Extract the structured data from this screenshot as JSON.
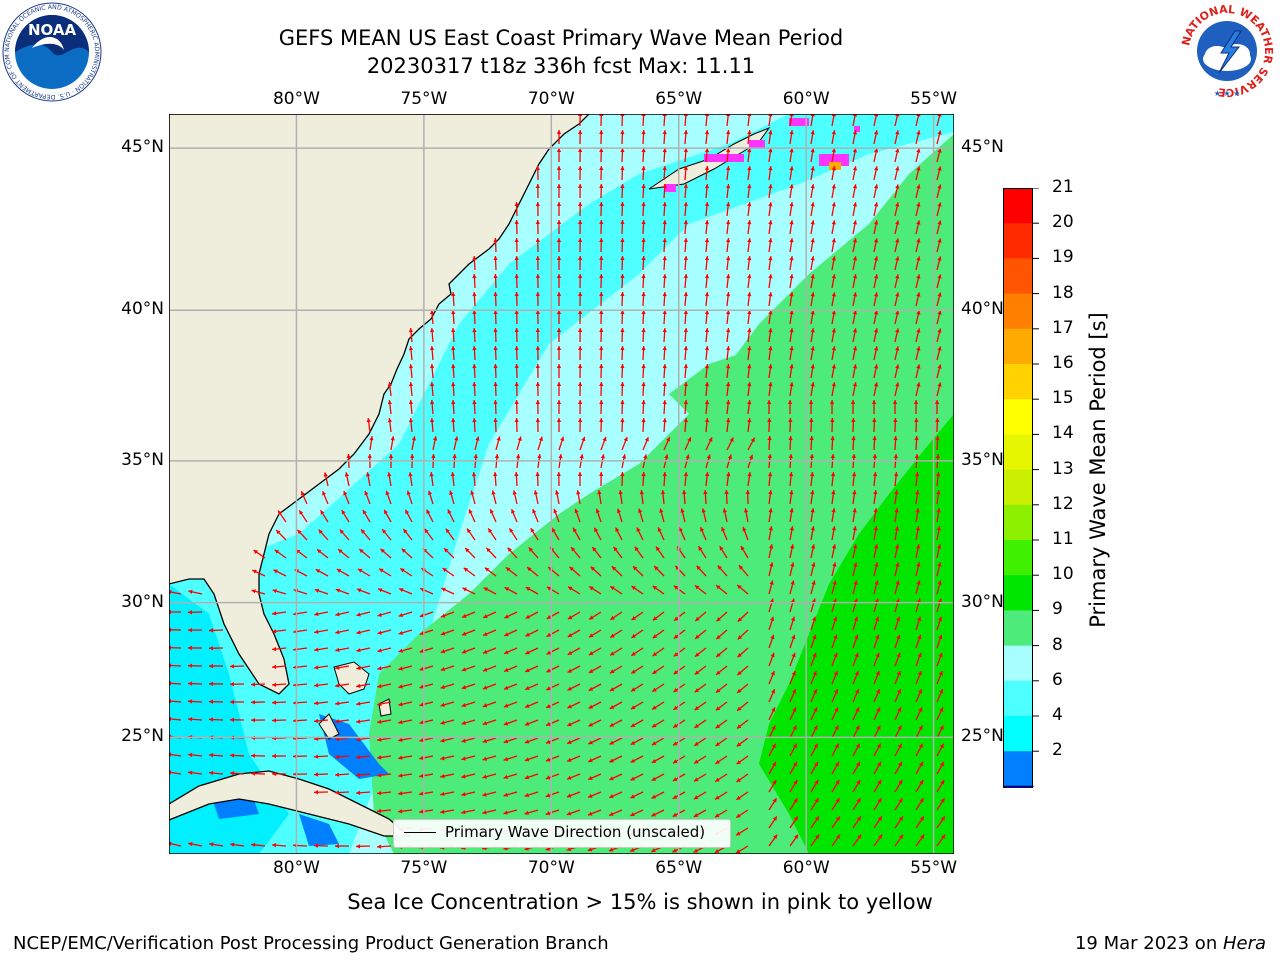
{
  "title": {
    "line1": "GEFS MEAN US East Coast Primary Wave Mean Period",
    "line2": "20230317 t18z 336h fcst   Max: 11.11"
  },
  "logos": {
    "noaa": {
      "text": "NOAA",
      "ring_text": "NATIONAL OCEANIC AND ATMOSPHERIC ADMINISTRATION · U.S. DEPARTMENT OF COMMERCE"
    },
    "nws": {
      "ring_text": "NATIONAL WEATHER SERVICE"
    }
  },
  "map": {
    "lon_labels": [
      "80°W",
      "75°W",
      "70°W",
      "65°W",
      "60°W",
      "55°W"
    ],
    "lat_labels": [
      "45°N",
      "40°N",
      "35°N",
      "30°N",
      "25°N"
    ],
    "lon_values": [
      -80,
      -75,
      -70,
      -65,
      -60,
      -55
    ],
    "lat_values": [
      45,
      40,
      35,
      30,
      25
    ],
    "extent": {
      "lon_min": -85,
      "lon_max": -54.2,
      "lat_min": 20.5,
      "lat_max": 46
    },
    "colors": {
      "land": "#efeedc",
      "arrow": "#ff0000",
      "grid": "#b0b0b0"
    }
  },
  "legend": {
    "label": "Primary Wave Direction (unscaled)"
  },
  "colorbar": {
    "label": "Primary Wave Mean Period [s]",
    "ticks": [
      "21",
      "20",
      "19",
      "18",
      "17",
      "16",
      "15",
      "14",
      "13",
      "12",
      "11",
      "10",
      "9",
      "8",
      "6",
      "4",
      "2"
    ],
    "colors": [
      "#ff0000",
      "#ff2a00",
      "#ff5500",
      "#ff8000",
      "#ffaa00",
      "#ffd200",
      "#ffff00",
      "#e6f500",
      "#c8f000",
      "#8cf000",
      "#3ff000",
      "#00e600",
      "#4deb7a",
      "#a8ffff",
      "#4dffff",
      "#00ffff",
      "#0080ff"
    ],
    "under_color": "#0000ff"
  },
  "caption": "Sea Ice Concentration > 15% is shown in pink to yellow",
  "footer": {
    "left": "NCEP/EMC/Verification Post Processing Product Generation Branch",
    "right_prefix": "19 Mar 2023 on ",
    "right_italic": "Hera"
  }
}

*WHAT YOU SHOULD DO*.
Repeat the listing in full and exactly. Do not include any images.

*SOLUTION*.
Extract the structured data from this screenshot as JSON.
{
  "title": {
    "line1": "GEFS MEAN US East Coast Primary Wave Mean Period",
    "line2": "20230317 t18z 336h fcst   Max: 11.11"
  },
  "logos": {
    "noaa": {
      "text": "NOAA",
      "ring_text": "NATIONAL OCEANIC AND ATMOSPHERIC ADMINISTRATION · U.S. DEPARTMENT OF COMMERCE"
    },
    "nws": {
      "ring_text": "NATIONAL WEATHER SERVICE"
    }
  },
  "map": {
    "lon_labels": [
      "80°W",
      "75°W",
      "70°W",
      "65°W",
      "60°W",
      "55°W"
    ],
    "lat_labels": [
      "45°N",
      "40°N",
      "35°N",
      "30°N",
      "25°N"
    ],
    "lon_values": [
      -80,
      -75,
      -70,
      -65,
      -60,
      -55
    ],
    "lat_values": [
      45,
      40,
      35,
      30,
      25
    ],
    "extent": {
      "lon_min": -85,
      "lon_max": -54.2,
      "lat_min": 20.5,
      "lat_max": 46
    },
    "colors": {
      "land": "#efeedc",
      "arrow": "#ff0000",
      "grid": "#b0b0b0"
    }
  },
  "legend": {
    "label": "Primary Wave Direction (unscaled)"
  },
  "colorbar": {
    "label": "Primary Wave Mean Period [s]",
    "ticks": [
      "21",
      "20",
      "19",
      "18",
      "17",
      "16",
      "15",
      "14",
      "13",
      "12",
      "11",
      "10",
      "9",
      "8",
      "6",
      "4",
      "2"
    ],
    "colors": [
      "#ff0000",
      "#ff2a00",
      "#ff5500",
      "#ff8000",
      "#ffaa00",
      "#ffd200",
      "#ffff00",
      "#e6f500",
      "#c8f000",
      "#8cf000",
      "#3ff000",
      "#00e600",
      "#4deb7a",
      "#a8ffff",
      "#4dffff",
      "#00ffff",
      "#0080ff"
    ],
    "under_color": "#0000ff"
  },
  "caption": "Sea Ice Concentration > 15% is shown in pink to yellow",
  "footer": {
    "left": "NCEP/EMC/Verification Post Processing Product Generation Branch",
    "right_prefix": "19 Mar 2023 on ",
    "right_italic": "Hera"
  }
}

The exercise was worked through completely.